Source records
____________________

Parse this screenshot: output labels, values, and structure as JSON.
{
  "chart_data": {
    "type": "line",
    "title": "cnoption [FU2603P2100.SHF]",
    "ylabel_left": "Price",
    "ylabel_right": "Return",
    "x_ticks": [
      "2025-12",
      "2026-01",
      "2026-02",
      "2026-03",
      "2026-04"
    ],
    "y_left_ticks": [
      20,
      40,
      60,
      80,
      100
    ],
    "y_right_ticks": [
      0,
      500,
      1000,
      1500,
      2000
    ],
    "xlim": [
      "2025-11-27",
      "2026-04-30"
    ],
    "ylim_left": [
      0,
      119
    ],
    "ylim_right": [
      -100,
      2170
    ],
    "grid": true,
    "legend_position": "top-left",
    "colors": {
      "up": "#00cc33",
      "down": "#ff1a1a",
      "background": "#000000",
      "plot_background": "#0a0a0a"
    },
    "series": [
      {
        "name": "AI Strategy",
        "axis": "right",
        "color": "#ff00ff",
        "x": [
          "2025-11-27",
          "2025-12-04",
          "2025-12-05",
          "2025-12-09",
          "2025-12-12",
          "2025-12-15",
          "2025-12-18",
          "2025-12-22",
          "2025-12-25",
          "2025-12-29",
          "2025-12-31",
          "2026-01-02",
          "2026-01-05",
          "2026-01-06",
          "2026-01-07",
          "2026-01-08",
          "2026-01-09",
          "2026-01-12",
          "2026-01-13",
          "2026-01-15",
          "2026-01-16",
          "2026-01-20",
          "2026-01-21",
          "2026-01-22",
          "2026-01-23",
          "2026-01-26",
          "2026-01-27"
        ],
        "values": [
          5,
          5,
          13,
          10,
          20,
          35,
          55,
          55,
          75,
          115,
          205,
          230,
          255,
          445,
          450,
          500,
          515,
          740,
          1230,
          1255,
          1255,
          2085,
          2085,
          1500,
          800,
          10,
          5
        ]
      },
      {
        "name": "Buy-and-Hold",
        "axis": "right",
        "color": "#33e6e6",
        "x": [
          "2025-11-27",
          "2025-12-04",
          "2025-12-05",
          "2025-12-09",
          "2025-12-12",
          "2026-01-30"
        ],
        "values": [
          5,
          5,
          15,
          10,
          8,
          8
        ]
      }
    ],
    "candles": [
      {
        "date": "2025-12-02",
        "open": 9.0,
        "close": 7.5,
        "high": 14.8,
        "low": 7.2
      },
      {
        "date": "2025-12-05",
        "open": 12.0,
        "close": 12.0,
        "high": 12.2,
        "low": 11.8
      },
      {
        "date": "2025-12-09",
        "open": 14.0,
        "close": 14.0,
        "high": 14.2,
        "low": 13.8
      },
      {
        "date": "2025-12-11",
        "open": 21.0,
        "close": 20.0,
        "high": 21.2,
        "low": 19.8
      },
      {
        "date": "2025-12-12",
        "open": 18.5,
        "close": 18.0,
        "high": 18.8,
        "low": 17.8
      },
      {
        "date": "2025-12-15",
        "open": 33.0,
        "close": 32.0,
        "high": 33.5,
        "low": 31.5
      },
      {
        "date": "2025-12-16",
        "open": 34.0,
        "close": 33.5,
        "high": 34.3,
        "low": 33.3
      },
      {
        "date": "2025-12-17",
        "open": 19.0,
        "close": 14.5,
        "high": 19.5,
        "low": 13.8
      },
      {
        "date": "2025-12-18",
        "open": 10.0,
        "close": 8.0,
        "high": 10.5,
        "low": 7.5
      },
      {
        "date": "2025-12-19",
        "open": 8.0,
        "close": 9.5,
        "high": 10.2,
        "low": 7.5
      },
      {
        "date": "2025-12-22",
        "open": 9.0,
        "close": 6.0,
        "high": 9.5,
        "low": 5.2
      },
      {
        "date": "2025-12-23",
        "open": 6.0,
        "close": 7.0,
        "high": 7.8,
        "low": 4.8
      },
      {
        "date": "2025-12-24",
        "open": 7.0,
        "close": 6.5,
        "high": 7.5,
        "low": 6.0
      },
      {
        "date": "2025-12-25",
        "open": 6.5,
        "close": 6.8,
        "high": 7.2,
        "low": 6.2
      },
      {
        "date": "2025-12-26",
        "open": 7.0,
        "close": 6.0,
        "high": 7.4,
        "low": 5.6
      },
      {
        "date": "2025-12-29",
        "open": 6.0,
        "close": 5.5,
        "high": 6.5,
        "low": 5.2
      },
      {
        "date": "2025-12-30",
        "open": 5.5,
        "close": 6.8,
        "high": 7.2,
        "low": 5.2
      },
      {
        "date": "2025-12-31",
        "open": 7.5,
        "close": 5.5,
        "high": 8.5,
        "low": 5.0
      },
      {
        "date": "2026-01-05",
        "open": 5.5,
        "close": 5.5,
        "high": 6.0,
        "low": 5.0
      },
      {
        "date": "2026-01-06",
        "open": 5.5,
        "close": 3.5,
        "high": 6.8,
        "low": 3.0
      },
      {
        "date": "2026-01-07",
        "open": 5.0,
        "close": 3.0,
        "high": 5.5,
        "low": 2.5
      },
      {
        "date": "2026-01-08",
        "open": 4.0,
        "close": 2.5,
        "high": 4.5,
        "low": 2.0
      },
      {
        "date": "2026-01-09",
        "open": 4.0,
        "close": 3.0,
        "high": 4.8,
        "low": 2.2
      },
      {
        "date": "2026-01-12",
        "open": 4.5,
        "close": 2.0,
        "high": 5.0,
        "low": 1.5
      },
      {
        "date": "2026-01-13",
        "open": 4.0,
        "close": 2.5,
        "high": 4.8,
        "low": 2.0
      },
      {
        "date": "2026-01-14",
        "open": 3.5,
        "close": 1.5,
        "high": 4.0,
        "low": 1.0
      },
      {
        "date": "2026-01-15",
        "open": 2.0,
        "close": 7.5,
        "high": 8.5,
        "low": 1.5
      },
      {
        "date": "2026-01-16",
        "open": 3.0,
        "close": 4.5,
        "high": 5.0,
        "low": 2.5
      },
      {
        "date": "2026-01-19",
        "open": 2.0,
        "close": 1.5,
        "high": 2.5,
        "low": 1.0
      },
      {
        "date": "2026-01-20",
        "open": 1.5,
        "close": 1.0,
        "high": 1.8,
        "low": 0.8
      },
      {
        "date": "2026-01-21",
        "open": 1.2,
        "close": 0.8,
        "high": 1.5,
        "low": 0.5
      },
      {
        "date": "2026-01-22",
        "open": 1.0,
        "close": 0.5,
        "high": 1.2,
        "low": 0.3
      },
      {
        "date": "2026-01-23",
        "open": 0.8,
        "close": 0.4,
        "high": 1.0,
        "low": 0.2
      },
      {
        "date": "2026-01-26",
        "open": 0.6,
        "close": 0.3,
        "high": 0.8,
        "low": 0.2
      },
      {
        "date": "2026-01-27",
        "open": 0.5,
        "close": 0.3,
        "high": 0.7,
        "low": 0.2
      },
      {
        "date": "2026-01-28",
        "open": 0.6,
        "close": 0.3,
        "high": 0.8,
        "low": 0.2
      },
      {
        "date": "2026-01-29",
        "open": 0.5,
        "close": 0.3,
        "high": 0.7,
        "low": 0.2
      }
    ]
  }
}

____________________

__WHAT IS NEEDED__.
Quote each line above in full, word for word.

__CORRECT ANSWER__.
Parse this screenshot: output labels, values, and structure as JSON.
{
  "chart_data": {
    "type": "line",
    "title": "cnoption [FU2603P2100.SHF]",
    "ylabel_left": "Price",
    "ylabel_right": "Return",
    "x_ticks": [
      "2025-12",
      "2026-01",
      "2026-02",
      "2026-03",
      "2026-04"
    ],
    "y_left_ticks": [
      20,
      40,
      60,
      80,
      100
    ],
    "y_right_ticks": [
      0,
      500,
      1000,
      1500,
      2000
    ],
    "xlim": [
      "2025-11-27",
      "2026-04-30"
    ],
    "ylim_left": [
      0,
      119
    ],
    "ylim_right": [
      -100,
      2170
    ],
    "grid": true,
    "legend_position": "top-left",
    "colors": {
      "up": "#00cc33",
      "down": "#ff1a1a",
      "background": "#000000",
      "plot_background": "#0a0a0a"
    },
    "series": [
      {
        "name": "AI Strategy",
        "axis": "right",
        "color": "#ff00ff",
        "x": [
          "2025-11-27",
          "2025-12-04",
          "2025-12-05",
          "2025-12-09",
          "2025-12-12",
          "2025-12-15",
          "2025-12-18",
          "2025-12-22",
          "2025-12-25",
          "2025-12-29",
          "2025-12-31",
          "2026-01-02",
          "2026-01-05",
          "2026-01-06",
          "2026-01-07",
          "2026-01-08",
          "2026-01-09",
          "2026-01-12",
          "2026-01-13",
          "2026-01-15",
          "2026-01-16",
          "2026-01-20",
          "2026-01-21",
          "2026-01-22",
          "2026-01-23",
          "2026-01-26",
          "2026-01-27"
        ],
        "values": [
          5,
          5,
          13,
          10,
          20,
          35,
          55,
          55,
          75,
          115,
          205,
          230,
          255,
          445,
          450,
          500,
          515,
          740,
          1230,
          1255,
          1255,
          2085,
          2085,
          1500,
          800,
          10,
          5
        ]
      },
      {
        "name": "Buy-and-Hold",
        "axis": "right",
        "color": "#33e6e6",
        "x": [
          "2025-11-27",
          "2025-12-04",
          "2025-12-05",
          "2025-12-09",
          "2025-12-12",
          "2026-01-30"
        ],
        "values": [
          5,
          5,
          15,
          10,
          8,
          8
        ]
      }
    ],
    "candles": [
      {
        "date": "2025-12-02",
        "open": 9.0,
        "close": 7.5,
        "high": 14.8,
        "low": 7.2
      },
      {
        "date": "2025-12-05",
        "open": 12.0,
        "close": 12.0,
        "high": 12.2,
        "low": 11.8
      },
      {
        "date": "2025-12-09",
        "open": 14.0,
        "close": 14.0,
        "high": 14.2,
        "low": 13.8
      },
      {
        "date": "2025-12-11",
        "open": 21.0,
        "close": 20.0,
        "high": 21.2,
        "low": 19.8
      },
      {
        "date": "2025-12-12",
        "open": 18.5,
        "close": 18.0,
        "high": 18.8,
        "low": 17.8
      },
      {
        "date": "2025-12-15",
        "open": 33.0,
        "close": 32.0,
        "high": 33.5,
        "low": 31.5
      },
      {
        "date": "2025-12-16",
        "open": 34.0,
        "close": 33.5,
        "high": 34.3,
        "low": 33.3
      },
      {
        "date": "2025-12-17",
        "open": 19.0,
        "close": 14.5,
        "high": 19.5,
        "low": 13.8
      },
      {
        "date": "2025-12-18",
        "open": 10.0,
        "close": 8.0,
        "high": 10.5,
        "low": 7.5
      },
      {
        "date": "2025-12-19",
        "open": 8.0,
        "close": 9.5,
        "high": 10.2,
        "low": 7.5
      },
      {
        "date": "2025-12-22",
        "open": 9.0,
        "close": 6.0,
        "high": 9.5,
        "low": 5.2
      },
      {
        "date": "2025-12-23",
        "open": 6.0,
        "close": 7.0,
        "high": 7.8,
        "low": 4.8
      },
      {
        "date": "2025-12-24",
        "open": 7.0,
        "close": 6.5,
        "high": 7.5,
        "low": 6.0
      },
      {
        "date": "2025-12-25",
        "open": 6.5,
        "close": 6.8,
        "high": 7.2,
        "low": 6.2
      },
      {
        "date": "2025-12-26",
        "open": 7.0,
        "close": 6.0,
        "high": 7.4,
        "low": 5.6
      },
      {
        "date": "2025-12-29",
        "open": 6.0,
        "close": 5.5,
        "high": 6.5,
        "low": 5.2
      },
      {
        "date": "2025-12-30",
        "open": 5.5,
        "close": 6.8,
        "high": 7.2,
        "low": 5.2
      },
      {
        "date": "2025-12-31",
        "open": 7.5,
        "close": 5.5,
        "high": 8.5,
        "low": 5.0
      },
      {
        "date": "2026-01-05",
        "open": 5.5,
        "close": 5.5,
        "high": 6.0,
        "low": 5.0
      },
      {
        "date": "2026-01-06",
        "open": 5.5,
        "close": 3.5,
        "high": 6.8,
        "low": 3.0
      },
      {
        "date": "2026-01-07",
        "open": 5.0,
        "close": 3.0,
        "high": 5.5,
        "low": 2.5
      },
      {
        "date": "2026-01-08",
        "open": 4.0,
        "close": 2.5,
        "high": 4.5,
        "low": 2.0
      },
      {
        "date": "2026-01-09",
        "open": 4.0,
        "close": 3.0,
        "high": 4.8,
        "low": 2.2
      },
      {
        "date": "2026-01-12",
        "open": 4.5,
        "close": 2.0,
        "high": 5.0,
        "low": 1.5
      },
      {
        "date": "2026-01-13",
        "open": 4.0,
        "close": 2.5,
        "high": 4.8,
        "low": 2.0
      },
      {
        "date": "2026-01-14",
        "open": 3.5,
        "close": 1.5,
        "high": 4.0,
        "low": 1.0
      },
      {
        "date": "2026-01-15",
        "open": 2.0,
        "close": 7.5,
        "high": 8.5,
        "low": 1.5
      },
      {
        "date": "2026-01-16",
        "open": 3.0,
        "close": 4.5,
        "high": 5.0,
        "low": 2.5
      },
      {
        "date": "2026-01-19",
        "open": 2.0,
        "close": 1.5,
        "high": 2.5,
        "low": 1.0
      },
      {
        "date": "2026-01-20",
        "open": 1.5,
        "close": 1.0,
        "high": 1.8,
        "low": 0.8
      },
      {
        "date": "2026-01-21",
        "open": 1.2,
        "close": 0.8,
        "high": 1.5,
        "low": 0.5
      },
      {
        "date": "2026-01-22",
        "open": 1.0,
        "close": 0.5,
        "high": 1.2,
        "low": 0.3
      },
      {
        "date": "2026-01-23",
        "open": 0.8,
        "close": 0.4,
        "high": 1.0,
        "low": 0.2
      },
      {
        "date": "2026-01-26",
        "open": 0.6,
        "close": 0.3,
        "high": 0.8,
        "low": 0.2
      },
      {
        "date": "2026-01-27",
        "open": 0.5,
        "close": 0.3,
        "high": 0.7,
        "low": 0.2
      },
      {
        "date": "2026-01-28",
        "open": 0.6,
        "close": 0.3,
        "high": 0.8,
        "low": 0.2
      },
      {
        "date": "2026-01-29",
        "open": 0.5,
        "close": 0.3,
        "high": 0.7,
        "low": 0.2
      }
    ]
  }
}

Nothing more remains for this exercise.